▸ SHORT TASK
Restate each entry word for word, leaving nothing out.

▸ DATA SHOWN
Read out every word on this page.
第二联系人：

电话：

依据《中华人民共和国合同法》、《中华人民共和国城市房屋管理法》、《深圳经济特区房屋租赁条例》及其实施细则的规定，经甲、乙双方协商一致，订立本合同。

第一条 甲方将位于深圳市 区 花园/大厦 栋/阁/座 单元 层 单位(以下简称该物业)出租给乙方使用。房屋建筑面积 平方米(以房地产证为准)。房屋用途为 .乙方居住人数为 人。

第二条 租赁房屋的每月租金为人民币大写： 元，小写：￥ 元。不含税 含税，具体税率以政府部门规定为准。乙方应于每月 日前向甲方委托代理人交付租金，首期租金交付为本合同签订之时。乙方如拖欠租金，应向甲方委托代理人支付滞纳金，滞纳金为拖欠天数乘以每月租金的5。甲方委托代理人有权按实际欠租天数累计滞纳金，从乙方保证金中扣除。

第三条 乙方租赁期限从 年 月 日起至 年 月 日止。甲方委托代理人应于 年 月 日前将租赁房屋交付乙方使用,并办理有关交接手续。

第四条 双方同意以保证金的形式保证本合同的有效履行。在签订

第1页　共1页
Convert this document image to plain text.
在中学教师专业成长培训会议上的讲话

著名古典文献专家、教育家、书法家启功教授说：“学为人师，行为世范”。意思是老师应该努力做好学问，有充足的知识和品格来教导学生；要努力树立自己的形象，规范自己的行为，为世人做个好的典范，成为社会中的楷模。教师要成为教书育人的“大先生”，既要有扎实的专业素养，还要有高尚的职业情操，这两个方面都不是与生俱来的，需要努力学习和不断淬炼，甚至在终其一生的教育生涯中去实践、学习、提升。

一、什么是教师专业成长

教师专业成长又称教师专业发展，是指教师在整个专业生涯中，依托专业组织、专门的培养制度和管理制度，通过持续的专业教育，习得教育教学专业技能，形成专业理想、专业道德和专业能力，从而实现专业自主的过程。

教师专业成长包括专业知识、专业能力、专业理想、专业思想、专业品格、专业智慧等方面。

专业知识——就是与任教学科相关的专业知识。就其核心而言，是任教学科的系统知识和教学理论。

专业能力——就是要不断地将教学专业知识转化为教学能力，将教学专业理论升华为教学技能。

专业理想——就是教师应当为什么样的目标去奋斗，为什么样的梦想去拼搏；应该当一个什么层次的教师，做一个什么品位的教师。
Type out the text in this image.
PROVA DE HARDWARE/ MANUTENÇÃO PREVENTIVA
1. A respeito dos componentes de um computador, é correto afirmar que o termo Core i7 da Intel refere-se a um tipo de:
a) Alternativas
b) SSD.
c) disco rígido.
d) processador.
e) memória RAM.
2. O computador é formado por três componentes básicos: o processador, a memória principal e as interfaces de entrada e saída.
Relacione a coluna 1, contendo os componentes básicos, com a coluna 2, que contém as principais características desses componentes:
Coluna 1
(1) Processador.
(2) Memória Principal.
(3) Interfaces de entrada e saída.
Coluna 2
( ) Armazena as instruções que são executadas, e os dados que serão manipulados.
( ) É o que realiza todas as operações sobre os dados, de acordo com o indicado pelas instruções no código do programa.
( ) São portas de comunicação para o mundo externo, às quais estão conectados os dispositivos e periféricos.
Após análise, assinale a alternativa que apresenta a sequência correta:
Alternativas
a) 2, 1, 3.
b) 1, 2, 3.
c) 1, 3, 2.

▸ CORRECT ANSWER
Read out every word on this page.
第二联系人：

电话：

依据《中华人民共和国合同法》、《中华人民共和国城市房屋管理法》、《深圳经济特区房屋租赁条例》及其实施细则的规定，经甲、乙双方协商一致，订立本合同。

第一条 甲方将位于深圳市 区 花园/大厦 栋/阁/座 单元 层 单位(以下简称该物业)出租给乙方使用。房屋建筑面积 平方米(以房地产证为准)。房屋用途为 .乙方居住人数为 人。

第二条 租赁房屋的每月租金为人民币大写： 元，小写：￥ 元。不含税 含税，具体税率以政府部门规定为准。乙方应于每月 日前向甲方委托代理人交付租金，首期租金交付为本合同签订之时。乙方如拖欠租金，应向甲方委托代理人支付滞纳金，滞纳金为拖欠天数乘以每月租金的5。甲方委托代理人有权按实际欠租天数累计滞纳金，从乙方保证金中扣除。

第三条 乙方租赁期限从 年 月 日起至 年 月 日止。甲方委托代理人应于 年 月 日前将租赁房屋交付乙方使用,并办理有关交接手续。

第四条 双方同意以保证金的形式保证本合同的有效履行。在签订

第1页　共1页
Convert this document image to plain text.
在中学教师专业成长培训会议上的讲话

著名古典文献专家、教育家、书法家启功教授说：“学为人师，行为世范”。意思是老师应该努力做好学问，有充足的知识和品格来教导学生；要努力树立自己的形象，规范自己的行为，为世人做个好的典范，成为社会中的楷模。教师要成为教书育人的“大先生”，既要有扎实的专业素养，还要有高尚的职业情操，这两个方面都不是与生俱来的，需要努力学习和不断淬炼，甚至在终其一生的教育生涯中去实践、学习、提升。

一、什么是教师专业成长

教师专业成长又称教师专业发展，是指教师在整个专业生涯中，依托专业组织、专门的培养制度和管理制度，通过持续的专业教育，习得教育教学专业技能，形成专业理想、专业道德和专业能力，从而实现专业自主的过程。

教师专业成长包括专业知识、专业能力、专业理想、专业思想、专业品格、专业智慧等方面。

专业知识——就是与任教学科相关的专业知识。就其核心而言，是任教学科的系统知识和教学理论。

专业能力——就是要不断地将教学专业知识转化为教学能力，将教学专业理论升华为教学技能。

专业理想——就是教师应当为什么样的目标去奋斗，为什么样的梦想去拼搏；应该当一个什么层次的教师，做一个什么品位的教师。
Type out the text in this image.
PROVA DE HARDWARE/ MANUTENÇÃO PREVENTIVA
1. A respeito dos componentes de um computador, é correto afirmar que o termo Core i7 da Intel refere-se a um tipo de:
a) Alternativas
b) SSD.
c) disco rígido.
d) processador.
e) memória RAM.
2. O computador é formado por três componentes básicos: o processador, a memória principal e as interfaces de entrada e saída.
Relacione a coluna 1, contendo os componentes básicos, com a coluna 2, que contém as principais características desses componentes:
Coluna 1
(1) Processador.
(2) Memória Principal.
(3) Interfaces de entrada e saída.
Coluna 2
( ) Armazena as instruções que são executadas, e os dados que serão manipulados.
( ) É o que realiza todas as operações sobre os dados, de acordo com o indicado pelas instruções no código do programa.
( ) São portas de comunicação para o mundo externo, às quais estão conectados os dispositivos e periféricos.
Após análise, assinale a alternativa que apresenta a sequência correta:
Alternativas
a) 2, 1, 3.
b) 1, 2, 3.
c) 1, 3, 2.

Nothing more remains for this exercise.